Write out the full set of records exactly. Any pictures in them do not belong in the copy.

+ + +

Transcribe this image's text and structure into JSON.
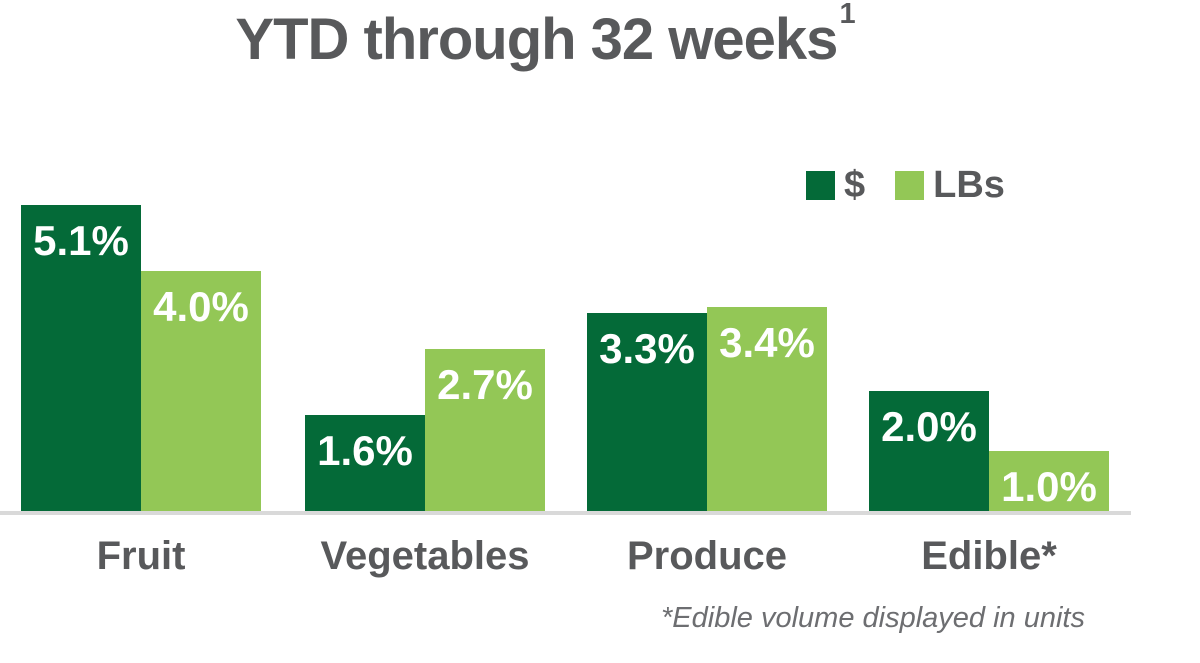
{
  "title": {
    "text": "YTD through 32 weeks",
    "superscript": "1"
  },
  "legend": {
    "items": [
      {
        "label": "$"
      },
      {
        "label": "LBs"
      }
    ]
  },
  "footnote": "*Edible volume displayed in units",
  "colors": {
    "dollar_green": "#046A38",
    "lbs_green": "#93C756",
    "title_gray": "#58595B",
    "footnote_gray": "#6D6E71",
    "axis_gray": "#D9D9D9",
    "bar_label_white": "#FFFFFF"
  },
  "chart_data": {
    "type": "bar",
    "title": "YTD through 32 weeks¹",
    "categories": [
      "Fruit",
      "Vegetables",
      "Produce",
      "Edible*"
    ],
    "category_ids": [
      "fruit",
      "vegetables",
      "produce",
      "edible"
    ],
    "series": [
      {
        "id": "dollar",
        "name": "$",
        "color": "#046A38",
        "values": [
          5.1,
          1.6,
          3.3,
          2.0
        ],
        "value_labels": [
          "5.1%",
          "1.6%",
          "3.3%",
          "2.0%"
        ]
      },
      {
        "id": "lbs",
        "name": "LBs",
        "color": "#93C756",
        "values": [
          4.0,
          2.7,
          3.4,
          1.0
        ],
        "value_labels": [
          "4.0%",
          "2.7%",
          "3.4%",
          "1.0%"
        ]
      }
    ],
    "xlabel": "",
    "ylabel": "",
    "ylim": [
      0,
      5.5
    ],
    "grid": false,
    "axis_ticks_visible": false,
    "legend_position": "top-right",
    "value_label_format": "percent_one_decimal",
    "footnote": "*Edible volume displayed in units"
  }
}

+ + +

Solution to this exercise >>
Transcribe this image's text and structure into JSON.
{
  "title": {
    "text": "YTD through 32 weeks",
    "superscript": "1"
  },
  "legend": {
    "items": [
      {
        "label": "$"
      },
      {
        "label": "LBs"
      }
    ]
  },
  "footnote": "*Edible volume displayed in units",
  "colors": {
    "dollar_green": "#046A38",
    "lbs_green": "#93C756",
    "title_gray": "#58595B",
    "footnote_gray": "#6D6E71",
    "axis_gray": "#D9D9D9",
    "bar_label_white": "#FFFFFF"
  },
  "chart_data": {
    "type": "bar",
    "title": "YTD through 32 weeks¹",
    "categories": [
      "Fruit",
      "Vegetables",
      "Produce",
      "Edible*"
    ],
    "category_ids": [
      "fruit",
      "vegetables",
      "produce",
      "edible"
    ],
    "series": [
      {
        "id": "dollar",
        "name": "$",
        "color": "#046A38",
        "values": [
          5.1,
          1.6,
          3.3,
          2.0
        ],
        "value_labels": [
          "5.1%",
          "1.6%",
          "3.3%",
          "2.0%"
        ]
      },
      {
        "id": "lbs",
        "name": "LBs",
        "color": "#93C756",
        "values": [
          4.0,
          2.7,
          3.4,
          1.0
        ],
        "value_labels": [
          "4.0%",
          "2.7%",
          "3.4%",
          "1.0%"
        ]
      }
    ],
    "xlabel": "",
    "ylabel": "",
    "ylim": [
      0,
      5.5
    ],
    "grid": false,
    "axis_ticks_visible": false,
    "legend_position": "top-right",
    "value_label_format": "percent_one_decimal",
    "footnote": "*Edible volume displayed in units"
  }
}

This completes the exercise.